- Problem statement
Tally up the lines that include "title" and state that number by itself.
Start of Excerpted records
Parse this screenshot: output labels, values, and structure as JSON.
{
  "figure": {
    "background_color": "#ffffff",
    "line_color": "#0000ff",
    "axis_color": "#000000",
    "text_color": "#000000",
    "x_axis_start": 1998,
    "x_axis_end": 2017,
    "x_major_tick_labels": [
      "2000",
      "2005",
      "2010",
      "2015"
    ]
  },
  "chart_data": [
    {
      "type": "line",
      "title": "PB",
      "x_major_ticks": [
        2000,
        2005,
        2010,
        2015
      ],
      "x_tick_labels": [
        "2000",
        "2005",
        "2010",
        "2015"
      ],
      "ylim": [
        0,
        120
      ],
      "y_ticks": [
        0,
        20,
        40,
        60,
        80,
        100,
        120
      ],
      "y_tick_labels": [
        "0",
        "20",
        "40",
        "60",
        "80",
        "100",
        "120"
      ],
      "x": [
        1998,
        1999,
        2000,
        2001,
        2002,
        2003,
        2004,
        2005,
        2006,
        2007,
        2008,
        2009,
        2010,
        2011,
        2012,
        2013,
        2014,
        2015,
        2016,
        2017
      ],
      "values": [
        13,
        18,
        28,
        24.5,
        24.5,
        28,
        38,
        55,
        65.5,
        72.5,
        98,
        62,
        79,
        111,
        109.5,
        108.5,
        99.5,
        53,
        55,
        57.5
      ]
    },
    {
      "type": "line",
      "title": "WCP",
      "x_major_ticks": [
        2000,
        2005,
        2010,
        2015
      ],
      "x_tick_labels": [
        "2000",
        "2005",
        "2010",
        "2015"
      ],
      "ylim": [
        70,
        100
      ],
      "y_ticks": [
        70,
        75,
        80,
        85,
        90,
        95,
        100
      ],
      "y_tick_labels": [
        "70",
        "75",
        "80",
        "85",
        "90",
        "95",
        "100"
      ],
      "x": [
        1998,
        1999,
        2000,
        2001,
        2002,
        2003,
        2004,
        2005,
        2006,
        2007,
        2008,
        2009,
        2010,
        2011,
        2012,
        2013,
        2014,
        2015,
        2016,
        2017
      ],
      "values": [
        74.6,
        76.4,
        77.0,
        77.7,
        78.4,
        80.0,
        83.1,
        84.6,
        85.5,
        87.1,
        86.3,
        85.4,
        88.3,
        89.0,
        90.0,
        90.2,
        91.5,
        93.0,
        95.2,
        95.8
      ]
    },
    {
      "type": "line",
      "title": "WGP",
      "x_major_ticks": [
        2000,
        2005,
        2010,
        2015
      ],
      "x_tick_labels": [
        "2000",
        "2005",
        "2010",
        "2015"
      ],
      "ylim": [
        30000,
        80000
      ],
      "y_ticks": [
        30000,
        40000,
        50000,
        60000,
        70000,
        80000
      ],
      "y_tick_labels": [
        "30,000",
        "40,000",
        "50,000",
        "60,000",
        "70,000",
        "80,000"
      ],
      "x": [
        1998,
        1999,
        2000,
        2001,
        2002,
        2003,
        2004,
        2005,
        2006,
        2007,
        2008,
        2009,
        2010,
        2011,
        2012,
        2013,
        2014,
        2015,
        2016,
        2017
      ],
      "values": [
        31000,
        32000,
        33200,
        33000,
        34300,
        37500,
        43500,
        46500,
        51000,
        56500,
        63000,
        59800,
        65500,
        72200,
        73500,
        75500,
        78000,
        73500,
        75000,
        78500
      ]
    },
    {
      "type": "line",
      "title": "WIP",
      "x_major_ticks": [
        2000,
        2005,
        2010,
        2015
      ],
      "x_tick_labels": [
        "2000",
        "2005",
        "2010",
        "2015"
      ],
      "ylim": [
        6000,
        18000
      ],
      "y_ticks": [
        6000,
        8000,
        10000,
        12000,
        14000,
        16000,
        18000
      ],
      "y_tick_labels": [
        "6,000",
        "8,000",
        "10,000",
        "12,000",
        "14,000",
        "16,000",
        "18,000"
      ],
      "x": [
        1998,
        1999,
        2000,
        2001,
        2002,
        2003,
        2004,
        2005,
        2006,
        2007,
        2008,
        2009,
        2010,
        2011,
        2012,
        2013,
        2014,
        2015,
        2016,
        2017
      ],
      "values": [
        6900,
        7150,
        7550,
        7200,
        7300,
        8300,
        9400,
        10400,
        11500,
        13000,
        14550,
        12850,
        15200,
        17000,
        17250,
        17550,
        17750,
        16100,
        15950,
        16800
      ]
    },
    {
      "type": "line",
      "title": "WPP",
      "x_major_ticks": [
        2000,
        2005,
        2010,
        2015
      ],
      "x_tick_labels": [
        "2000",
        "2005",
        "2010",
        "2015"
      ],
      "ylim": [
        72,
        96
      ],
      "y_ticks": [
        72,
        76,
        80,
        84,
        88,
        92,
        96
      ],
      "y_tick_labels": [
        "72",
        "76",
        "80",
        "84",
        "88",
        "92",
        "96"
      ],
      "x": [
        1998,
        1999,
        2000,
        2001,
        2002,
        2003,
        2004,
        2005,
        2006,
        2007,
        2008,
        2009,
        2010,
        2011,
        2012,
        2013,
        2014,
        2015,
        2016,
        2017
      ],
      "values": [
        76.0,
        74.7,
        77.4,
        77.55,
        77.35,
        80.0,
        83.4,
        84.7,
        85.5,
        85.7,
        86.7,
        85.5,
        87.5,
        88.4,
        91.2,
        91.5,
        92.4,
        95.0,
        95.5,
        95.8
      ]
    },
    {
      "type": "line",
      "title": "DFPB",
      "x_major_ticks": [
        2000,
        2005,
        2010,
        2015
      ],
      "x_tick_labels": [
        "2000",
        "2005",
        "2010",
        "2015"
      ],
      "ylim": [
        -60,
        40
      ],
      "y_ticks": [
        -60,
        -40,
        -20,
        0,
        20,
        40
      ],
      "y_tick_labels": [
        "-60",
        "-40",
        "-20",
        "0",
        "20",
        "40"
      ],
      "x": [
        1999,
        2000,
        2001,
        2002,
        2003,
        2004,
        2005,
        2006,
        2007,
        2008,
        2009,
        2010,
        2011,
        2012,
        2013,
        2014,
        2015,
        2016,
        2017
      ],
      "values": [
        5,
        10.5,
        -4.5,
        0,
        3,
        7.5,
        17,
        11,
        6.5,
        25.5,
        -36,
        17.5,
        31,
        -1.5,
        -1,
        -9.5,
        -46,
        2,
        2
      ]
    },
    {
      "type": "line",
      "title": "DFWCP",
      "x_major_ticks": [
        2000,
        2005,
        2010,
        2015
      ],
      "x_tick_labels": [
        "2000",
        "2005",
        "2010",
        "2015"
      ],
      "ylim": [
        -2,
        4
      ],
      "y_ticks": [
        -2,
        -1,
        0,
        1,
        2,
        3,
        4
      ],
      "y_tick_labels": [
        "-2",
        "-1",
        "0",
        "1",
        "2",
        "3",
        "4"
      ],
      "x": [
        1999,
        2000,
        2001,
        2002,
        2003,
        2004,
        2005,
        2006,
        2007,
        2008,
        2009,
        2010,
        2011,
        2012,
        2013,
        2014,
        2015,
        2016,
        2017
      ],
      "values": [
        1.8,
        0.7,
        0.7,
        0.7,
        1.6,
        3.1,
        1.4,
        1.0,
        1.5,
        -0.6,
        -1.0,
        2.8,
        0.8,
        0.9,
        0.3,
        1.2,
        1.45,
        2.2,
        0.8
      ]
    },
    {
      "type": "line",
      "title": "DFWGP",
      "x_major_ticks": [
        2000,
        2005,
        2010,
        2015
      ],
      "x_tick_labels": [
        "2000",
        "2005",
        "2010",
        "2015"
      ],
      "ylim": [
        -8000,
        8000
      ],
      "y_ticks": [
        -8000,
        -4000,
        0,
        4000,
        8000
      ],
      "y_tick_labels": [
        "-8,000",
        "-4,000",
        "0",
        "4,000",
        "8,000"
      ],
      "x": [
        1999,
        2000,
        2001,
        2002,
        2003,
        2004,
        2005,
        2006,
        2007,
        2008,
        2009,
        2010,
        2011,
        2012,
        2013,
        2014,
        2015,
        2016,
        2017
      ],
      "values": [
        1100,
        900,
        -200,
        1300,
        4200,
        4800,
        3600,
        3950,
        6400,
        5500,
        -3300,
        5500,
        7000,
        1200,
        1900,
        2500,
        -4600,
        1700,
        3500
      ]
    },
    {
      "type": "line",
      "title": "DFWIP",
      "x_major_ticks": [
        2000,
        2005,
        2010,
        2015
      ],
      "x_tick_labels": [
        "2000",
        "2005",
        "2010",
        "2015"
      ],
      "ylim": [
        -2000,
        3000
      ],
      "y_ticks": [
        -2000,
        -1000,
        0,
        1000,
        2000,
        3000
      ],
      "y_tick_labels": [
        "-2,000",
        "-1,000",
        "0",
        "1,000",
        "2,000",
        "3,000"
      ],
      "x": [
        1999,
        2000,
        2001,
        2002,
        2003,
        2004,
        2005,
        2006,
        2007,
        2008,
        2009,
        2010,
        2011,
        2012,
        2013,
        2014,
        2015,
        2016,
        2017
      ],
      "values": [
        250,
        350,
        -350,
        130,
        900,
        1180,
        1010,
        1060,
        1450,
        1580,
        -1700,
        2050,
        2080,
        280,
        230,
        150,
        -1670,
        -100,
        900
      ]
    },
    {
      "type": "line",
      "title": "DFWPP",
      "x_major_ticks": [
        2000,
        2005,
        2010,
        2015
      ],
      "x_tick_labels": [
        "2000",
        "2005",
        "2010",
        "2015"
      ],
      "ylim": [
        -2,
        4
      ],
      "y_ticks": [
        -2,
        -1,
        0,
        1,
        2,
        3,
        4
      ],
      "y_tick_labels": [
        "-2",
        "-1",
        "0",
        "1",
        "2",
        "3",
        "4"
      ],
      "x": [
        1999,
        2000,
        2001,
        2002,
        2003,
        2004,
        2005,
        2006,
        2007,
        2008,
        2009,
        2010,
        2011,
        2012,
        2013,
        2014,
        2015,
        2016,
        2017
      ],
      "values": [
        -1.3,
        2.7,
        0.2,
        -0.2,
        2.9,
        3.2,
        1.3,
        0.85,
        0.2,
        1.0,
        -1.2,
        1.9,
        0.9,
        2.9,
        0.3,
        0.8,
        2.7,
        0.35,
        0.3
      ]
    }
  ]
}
End of Excerpted records
- Answer for this exercise
10